## Set task
For the records below, say how many lines contain the string "Wiker". Give the number only.

BEGIN Listing

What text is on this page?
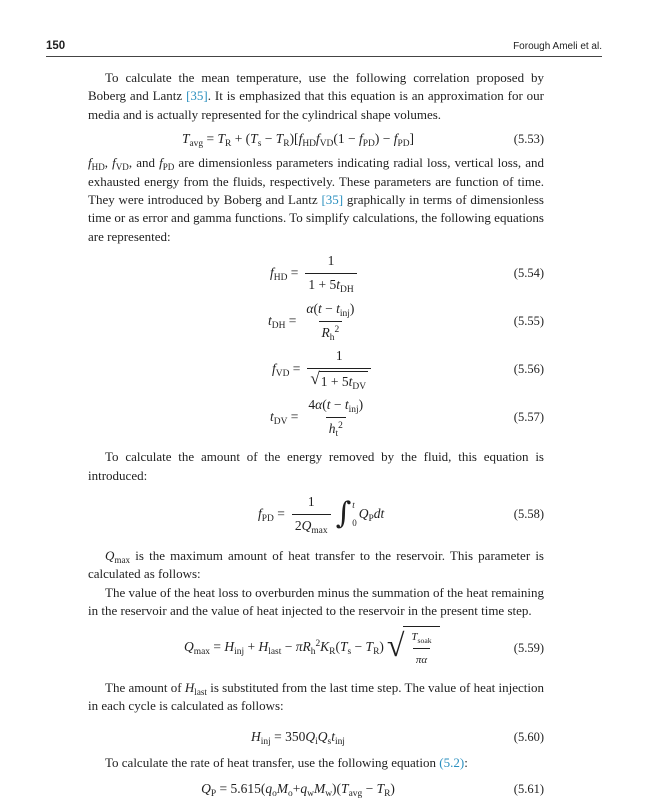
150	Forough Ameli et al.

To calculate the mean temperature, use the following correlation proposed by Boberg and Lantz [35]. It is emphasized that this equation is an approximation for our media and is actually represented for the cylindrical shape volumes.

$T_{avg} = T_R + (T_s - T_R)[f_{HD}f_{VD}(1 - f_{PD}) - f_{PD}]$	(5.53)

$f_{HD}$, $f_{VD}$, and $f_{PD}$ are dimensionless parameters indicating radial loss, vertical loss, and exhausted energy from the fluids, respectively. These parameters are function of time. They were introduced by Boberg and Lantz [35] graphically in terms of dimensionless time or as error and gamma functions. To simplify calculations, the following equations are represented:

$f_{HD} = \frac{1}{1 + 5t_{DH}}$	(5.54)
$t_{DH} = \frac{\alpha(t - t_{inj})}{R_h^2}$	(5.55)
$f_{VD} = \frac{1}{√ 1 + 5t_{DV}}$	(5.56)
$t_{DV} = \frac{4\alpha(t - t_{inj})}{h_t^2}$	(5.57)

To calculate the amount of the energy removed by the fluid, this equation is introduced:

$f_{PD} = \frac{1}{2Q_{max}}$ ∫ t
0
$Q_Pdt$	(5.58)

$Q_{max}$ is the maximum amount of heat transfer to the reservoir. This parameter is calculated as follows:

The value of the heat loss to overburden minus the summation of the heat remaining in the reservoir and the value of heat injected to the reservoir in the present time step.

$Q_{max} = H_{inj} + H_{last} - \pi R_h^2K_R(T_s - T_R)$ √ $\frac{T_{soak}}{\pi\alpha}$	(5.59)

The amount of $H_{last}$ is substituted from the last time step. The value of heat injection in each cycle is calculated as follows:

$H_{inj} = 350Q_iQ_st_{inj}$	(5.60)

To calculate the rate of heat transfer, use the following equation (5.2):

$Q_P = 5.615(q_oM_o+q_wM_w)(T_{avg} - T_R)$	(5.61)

END Listing
BEGIN Listing

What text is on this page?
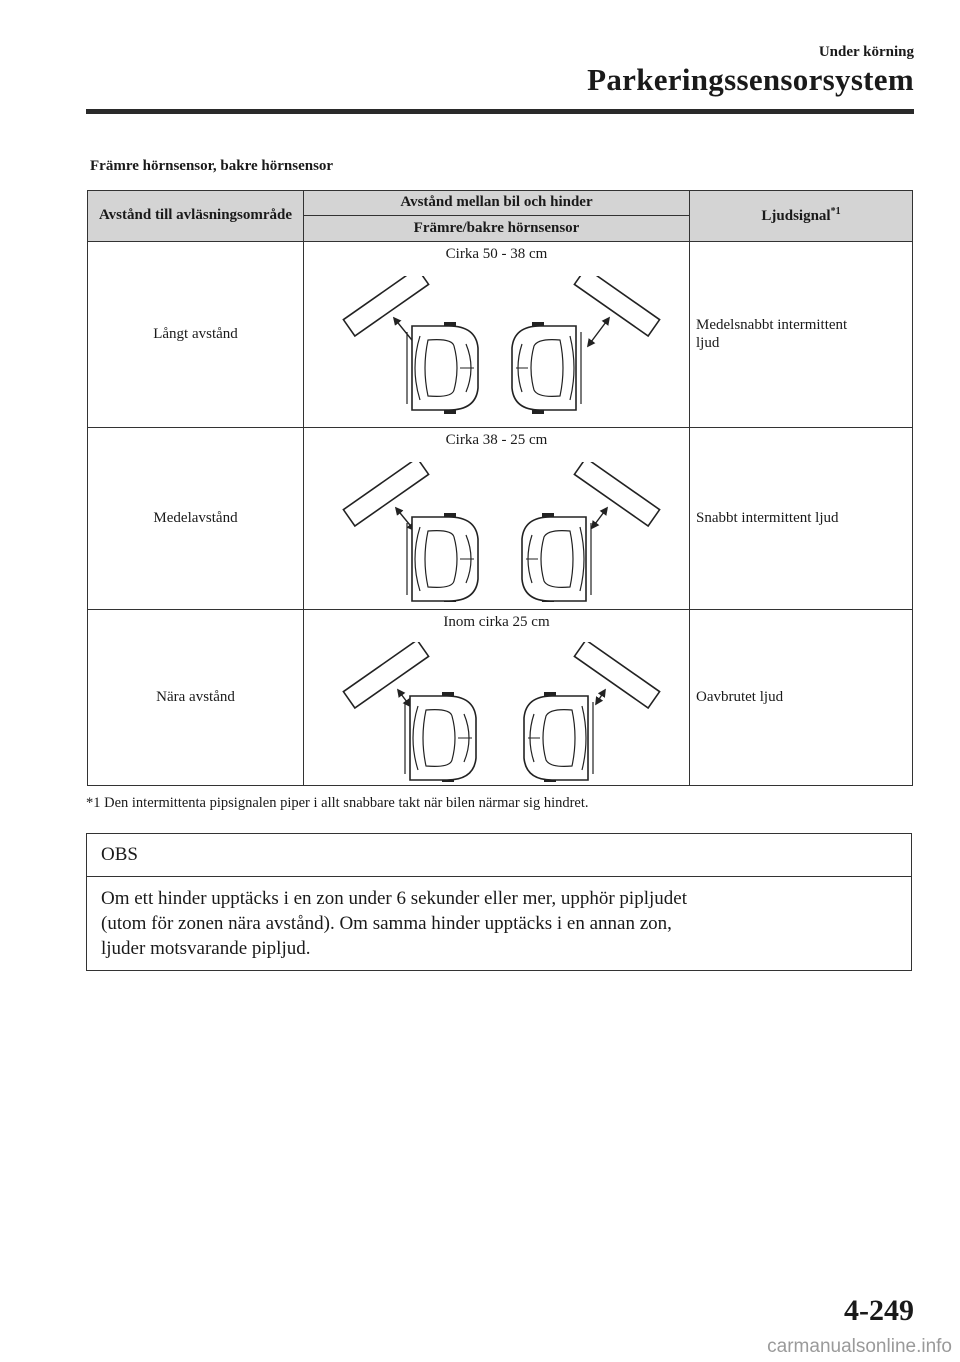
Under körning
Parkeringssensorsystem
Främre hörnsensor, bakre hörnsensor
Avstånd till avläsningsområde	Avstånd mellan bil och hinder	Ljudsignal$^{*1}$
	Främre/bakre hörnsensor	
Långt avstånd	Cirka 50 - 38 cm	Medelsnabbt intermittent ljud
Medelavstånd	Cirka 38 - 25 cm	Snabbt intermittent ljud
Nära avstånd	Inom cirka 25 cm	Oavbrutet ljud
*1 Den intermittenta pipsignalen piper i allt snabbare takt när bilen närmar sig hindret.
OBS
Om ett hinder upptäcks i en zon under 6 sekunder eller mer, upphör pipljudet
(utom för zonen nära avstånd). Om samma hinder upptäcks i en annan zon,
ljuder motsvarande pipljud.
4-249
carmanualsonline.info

END Listing
BEGIN Listing

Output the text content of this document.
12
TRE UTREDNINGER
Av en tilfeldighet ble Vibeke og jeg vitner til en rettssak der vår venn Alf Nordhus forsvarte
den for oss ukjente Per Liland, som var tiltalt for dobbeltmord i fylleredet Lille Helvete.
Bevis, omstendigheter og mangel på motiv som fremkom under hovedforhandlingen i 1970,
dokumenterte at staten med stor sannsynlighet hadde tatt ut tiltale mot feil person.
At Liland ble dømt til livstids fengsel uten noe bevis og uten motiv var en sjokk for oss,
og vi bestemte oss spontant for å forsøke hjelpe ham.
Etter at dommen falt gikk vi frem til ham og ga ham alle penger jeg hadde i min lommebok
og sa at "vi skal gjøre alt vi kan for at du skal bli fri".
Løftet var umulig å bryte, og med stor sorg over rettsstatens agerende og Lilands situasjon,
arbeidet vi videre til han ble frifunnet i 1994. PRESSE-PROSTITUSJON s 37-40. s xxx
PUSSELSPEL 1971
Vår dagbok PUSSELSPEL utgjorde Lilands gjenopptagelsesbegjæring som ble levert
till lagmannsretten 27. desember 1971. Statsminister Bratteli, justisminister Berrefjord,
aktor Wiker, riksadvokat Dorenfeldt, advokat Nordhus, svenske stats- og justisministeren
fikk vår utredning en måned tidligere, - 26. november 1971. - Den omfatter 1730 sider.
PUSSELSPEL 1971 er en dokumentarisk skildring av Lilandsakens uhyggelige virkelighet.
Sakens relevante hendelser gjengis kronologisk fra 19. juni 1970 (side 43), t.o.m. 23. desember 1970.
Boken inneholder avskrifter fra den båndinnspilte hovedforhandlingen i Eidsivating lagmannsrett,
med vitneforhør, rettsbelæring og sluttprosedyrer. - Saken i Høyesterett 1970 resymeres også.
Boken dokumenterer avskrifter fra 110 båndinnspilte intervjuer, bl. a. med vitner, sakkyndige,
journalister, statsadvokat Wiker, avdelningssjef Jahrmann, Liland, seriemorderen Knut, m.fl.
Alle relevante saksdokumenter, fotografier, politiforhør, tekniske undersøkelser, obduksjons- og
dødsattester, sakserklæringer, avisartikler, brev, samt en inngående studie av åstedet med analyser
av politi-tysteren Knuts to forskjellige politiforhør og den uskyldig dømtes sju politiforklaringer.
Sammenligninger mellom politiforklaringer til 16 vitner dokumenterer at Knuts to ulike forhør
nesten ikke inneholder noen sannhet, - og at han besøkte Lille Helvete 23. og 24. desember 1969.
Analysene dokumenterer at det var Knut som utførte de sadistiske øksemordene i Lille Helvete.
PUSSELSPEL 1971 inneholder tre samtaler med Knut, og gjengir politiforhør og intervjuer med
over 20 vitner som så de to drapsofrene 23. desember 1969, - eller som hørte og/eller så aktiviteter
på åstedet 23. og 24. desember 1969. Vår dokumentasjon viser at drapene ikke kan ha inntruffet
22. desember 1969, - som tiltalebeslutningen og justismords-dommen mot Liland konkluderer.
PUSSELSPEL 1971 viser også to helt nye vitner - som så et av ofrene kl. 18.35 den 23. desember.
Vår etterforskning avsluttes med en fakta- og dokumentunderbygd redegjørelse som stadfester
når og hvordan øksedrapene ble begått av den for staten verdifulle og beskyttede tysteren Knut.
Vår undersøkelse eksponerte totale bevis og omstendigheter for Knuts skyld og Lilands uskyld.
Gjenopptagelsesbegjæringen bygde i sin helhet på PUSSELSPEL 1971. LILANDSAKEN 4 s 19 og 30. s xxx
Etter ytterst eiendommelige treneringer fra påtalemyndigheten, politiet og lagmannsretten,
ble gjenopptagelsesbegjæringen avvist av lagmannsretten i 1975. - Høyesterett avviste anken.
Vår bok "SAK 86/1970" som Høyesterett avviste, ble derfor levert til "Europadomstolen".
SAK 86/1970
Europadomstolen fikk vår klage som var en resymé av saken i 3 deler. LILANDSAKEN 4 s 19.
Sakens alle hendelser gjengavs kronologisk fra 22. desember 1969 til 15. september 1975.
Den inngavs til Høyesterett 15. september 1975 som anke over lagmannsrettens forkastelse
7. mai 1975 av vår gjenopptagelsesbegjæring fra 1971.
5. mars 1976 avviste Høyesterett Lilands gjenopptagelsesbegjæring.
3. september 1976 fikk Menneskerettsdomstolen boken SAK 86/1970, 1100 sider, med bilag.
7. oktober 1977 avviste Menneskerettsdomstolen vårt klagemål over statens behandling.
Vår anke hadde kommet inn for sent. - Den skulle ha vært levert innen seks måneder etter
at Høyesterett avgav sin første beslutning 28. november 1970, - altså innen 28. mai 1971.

END Listing

## Result
2